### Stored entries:
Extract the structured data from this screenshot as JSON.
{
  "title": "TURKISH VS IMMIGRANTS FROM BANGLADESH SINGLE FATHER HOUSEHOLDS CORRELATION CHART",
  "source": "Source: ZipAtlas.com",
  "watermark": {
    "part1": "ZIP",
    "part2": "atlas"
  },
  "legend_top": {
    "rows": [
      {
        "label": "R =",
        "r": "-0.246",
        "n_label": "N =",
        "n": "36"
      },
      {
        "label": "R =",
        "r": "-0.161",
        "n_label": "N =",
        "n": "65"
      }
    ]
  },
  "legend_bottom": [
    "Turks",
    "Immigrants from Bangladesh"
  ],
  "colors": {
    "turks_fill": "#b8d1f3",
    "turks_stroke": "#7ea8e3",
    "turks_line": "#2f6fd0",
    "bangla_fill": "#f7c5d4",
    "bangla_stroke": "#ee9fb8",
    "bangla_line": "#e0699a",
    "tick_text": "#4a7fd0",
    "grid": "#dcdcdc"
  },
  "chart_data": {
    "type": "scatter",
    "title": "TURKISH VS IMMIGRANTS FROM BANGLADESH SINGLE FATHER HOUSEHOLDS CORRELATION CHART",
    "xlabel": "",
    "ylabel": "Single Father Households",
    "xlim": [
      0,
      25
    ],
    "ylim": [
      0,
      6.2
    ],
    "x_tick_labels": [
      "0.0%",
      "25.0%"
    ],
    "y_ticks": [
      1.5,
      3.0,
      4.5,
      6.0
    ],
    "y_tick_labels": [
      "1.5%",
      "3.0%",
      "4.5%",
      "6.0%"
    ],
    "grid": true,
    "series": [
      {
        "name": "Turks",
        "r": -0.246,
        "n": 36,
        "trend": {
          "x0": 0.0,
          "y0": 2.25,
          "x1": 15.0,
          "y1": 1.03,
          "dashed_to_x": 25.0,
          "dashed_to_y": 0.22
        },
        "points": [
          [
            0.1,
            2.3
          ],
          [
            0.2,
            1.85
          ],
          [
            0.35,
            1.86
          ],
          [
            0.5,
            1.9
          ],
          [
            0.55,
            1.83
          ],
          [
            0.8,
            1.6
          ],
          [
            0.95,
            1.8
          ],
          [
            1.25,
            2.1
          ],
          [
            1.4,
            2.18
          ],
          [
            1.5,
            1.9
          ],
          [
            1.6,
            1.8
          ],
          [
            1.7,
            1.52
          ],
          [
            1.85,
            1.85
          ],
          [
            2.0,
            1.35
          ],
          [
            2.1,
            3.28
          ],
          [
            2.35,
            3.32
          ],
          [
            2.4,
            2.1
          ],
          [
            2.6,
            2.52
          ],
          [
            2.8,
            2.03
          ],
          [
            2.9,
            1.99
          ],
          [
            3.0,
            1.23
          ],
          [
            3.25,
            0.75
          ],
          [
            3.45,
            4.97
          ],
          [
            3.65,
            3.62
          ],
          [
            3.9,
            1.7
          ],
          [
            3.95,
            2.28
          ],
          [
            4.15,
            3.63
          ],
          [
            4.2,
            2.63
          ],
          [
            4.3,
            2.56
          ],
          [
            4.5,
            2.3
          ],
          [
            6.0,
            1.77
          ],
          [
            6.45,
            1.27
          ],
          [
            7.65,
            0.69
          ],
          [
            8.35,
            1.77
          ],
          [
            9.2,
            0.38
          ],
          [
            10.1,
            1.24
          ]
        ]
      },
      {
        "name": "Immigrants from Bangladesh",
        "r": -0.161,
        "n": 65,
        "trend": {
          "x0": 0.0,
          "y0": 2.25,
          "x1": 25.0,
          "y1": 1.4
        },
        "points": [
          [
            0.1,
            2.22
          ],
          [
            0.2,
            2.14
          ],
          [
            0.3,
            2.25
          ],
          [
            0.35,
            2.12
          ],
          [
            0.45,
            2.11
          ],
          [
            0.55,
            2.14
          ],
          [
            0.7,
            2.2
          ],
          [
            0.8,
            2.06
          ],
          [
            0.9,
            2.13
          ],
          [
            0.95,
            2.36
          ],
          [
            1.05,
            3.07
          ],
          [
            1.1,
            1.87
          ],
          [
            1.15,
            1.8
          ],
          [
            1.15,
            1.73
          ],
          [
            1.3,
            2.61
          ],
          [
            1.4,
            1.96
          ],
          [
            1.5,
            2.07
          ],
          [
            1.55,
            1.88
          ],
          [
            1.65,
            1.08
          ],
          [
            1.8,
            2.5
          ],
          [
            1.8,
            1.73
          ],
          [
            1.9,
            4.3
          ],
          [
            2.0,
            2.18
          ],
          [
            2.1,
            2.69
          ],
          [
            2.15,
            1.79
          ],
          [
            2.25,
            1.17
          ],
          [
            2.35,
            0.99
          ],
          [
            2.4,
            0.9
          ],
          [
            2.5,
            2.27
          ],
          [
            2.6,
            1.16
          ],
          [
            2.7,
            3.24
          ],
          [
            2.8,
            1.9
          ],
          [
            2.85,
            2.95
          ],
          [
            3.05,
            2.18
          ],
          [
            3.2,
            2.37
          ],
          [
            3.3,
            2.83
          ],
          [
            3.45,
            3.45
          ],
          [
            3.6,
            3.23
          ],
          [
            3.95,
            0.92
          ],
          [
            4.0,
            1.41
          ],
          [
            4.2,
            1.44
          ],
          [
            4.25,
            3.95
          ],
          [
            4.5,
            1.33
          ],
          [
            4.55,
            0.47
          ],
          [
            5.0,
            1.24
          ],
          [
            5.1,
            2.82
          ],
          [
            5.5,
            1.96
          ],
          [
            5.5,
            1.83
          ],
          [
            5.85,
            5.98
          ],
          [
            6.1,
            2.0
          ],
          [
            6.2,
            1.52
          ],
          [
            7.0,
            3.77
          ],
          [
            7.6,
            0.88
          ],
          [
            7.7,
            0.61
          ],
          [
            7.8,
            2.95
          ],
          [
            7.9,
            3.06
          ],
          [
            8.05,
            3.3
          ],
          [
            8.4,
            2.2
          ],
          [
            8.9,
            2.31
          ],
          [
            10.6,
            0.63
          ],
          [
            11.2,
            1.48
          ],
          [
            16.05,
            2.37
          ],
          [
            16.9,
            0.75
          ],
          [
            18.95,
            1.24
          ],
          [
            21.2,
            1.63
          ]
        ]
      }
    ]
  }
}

### AIM OF THE TASK:
Every entry must be quoted exactly as it appears above.

### FULL OUTPUT:
Extract the structured data from this screenshot as JSON.
{
  "title": "TURKISH VS IMMIGRANTS FROM BANGLADESH SINGLE FATHER HOUSEHOLDS CORRELATION CHART",
  "source": "Source: ZipAtlas.com",
  "watermark": {
    "part1": "ZIP",
    "part2": "atlas"
  },
  "legend_top": {
    "rows": [
      {
        "label": "R =",
        "r": "-0.246",
        "n_label": "N =",
        "n": "36"
      },
      {
        "label": "R =",
        "r": "-0.161",
        "n_label": "N =",
        "n": "65"
      }
    ]
  },
  "legend_bottom": [
    "Turks",
    "Immigrants from Bangladesh"
  ],
  "colors": {
    "turks_fill": "#b8d1f3",
    "turks_stroke": "#7ea8e3",
    "turks_line": "#2f6fd0",
    "bangla_fill": "#f7c5d4",
    "bangla_stroke": "#ee9fb8",
    "bangla_line": "#e0699a",
    "tick_text": "#4a7fd0",
    "grid": "#dcdcdc"
  },
  "chart_data": {
    "type": "scatter",
    "title": "TURKISH VS IMMIGRANTS FROM BANGLADESH SINGLE FATHER HOUSEHOLDS CORRELATION CHART",
    "xlabel": "",
    "ylabel": "Single Father Households",
    "xlim": [
      0,
      25
    ],
    "ylim": [
      0,
      6.2
    ],
    "x_tick_labels": [
      "0.0%",
      "25.0%"
    ],
    "y_ticks": [
      1.5,
      3.0,
      4.5,
      6.0
    ],
    "y_tick_labels": [
      "1.5%",
      "3.0%",
      "4.5%",
      "6.0%"
    ],
    "grid": true,
    "series": [
      {
        "name": "Turks",
        "r": -0.246,
        "n": 36,
        "trend": {
          "x0": 0.0,
          "y0": 2.25,
          "x1": 15.0,
          "y1": 1.03,
          "dashed_to_x": 25.0,
          "dashed_to_y": 0.22
        },
        "points": [
          [
            0.1,
            2.3
          ],
          [
            0.2,
            1.85
          ],
          [
            0.35,
            1.86
          ],
          [
            0.5,
            1.9
          ],
          [
            0.55,
            1.83
          ],
          [
            0.8,
            1.6
          ],
          [
            0.95,
            1.8
          ],
          [
            1.25,
            2.1
          ],
          [
            1.4,
            2.18
          ],
          [
            1.5,
            1.9
          ],
          [
            1.6,
            1.8
          ],
          [
            1.7,
            1.52
          ],
          [
            1.85,
            1.85
          ],
          [
            2.0,
            1.35
          ],
          [
            2.1,
            3.28
          ],
          [
            2.35,
            3.32
          ],
          [
            2.4,
            2.1
          ],
          [
            2.6,
            2.52
          ],
          [
            2.8,
            2.03
          ],
          [
            2.9,
            1.99
          ],
          [
            3.0,
            1.23
          ],
          [
            3.25,
            0.75
          ],
          [
            3.45,
            4.97
          ],
          [
            3.65,
            3.62
          ],
          [
            3.9,
            1.7
          ],
          [
            3.95,
            2.28
          ],
          [
            4.15,
            3.63
          ],
          [
            4.2,
            2.63
          ],
          [
            4.3,
            2.56
          ],
          [
            4.5,
            2.3
          ],
          [
            6.0,
            1.77
          ],
          [
            6.45,
            1.27
          ],
          [
            7.65,
            0.69
          ],
          [
            8.35,
            1.77
          ],
          [
            9.2,
            0.38
          ],
          [
            10.1,
            1.24
          ]
        ]
      },
      {
        "name": "Immigrants from Bangladesh",
        "r": -0.161,
        "n": 65,
        "trend": {
          "x0": 0.0,
          "y0": 2.25,
          "x1": 25.0,
          "y1": 1.4
        },
        "points": [
          [
            0.1,
            2.22
          ],
          [
            0.2,
            2.14
          ],
          [
            0.3,
            2.25
          ],
          [
            0.35,
            2.12
          ],
          [
            0.45,
            2.11
          ],
          [
            0.55,
            2.14
          ],
          [
            0.7,
            2.2
          ],
          [
            0.8,
            2.06
          ],
          [
            0.9,
            2.13
          ],
          [
            0.95,
            2.36
          ],
          [
            1.05,
            3.07
          ],
          [
            1.1,
            1.87
          ],
          [
            1.15,
            1.8
          ],
          [
            1.15,
            1.73
          ],
          [
            1.3,
            2.61
          ],
          [
            1.4,
            1.96
          ],
          [
            1.5,
            2.07
          ],
          [
            1.55,
            1.88
          ],
          [
            1.65,
            1.08
          ],
          [
            1.8,
            2.5
          ],
          [
            1.8,
            1.73
          ],
          [
            1.9,
            4.3
          ],
          [
            2.0,
            2.18
          ],
          [
            2.1,
            2.69
          ],
          [
            2.15,
            1.79
          ],
          [
            2.25,
            1.17
          ],
          [
            2.35,
            0.99
          ],
          [
            2.4,
            0.9
          ],
          [
            2.5,
            2.27
          ],
          [
            2.6,
            1.16
          ],
          [
            2.7,
            3.24
          ],
          [
            2.8,
            1.9
          ],
          [
            2.85,
            2.95
          ],
          [
            3.05,
            2.18
          ],
          [
            3.2,
            2.37
          ],
          [
            3.3,
            2.83
          ],
          [
            3.45,
            3.45
          ],
          [
            3.6,
            3.23
          ],
          [
            3.95,
            0.92
          ],
          [
            4.0,
            1.41
          ],
          [
            4.2,
            1.44
          ],
          [
            4.25,
            3.95
          ],
          [
            4.5,
            1.33
          ],
          [
            4.55,
            0.47
          ],
          [
            5.0,
            1.24
          ],
          [
            5.1,
            2.82
          ],
          [
            5.5,
            1.96
          ],
          [
            5.5,
            1.83
          ],
          [
            5.85,
            5.98
          ],
          [
            6.1,
            2.0
          ],
          [
            6.2,
            1.52
          ],
          [
            7.0,
            3.77
          ],
          [
            7.6,
            0.88
          ],
          [
            7.7,
            0.61
          ],
          [
            7.8,
            2.95
          ],
          [
            7.9,
            3.06
          ],
          [
            8.05,
            3.3
          ],
          [
            8.4,
            2.2
          ],
          [
            8.9,
            2.31
          ],
          [
            10.6,
            0.63
          ],
          [
            11.2,
            1.48
          ],
          [
            16.05,
            2.37
          ],
          [
            16.9,
            0.75
          ],
          [
            18.95,
            1.24
          ],
          [
            21.2,
            1.63
          ]
        ]
      }
    ]
  }
}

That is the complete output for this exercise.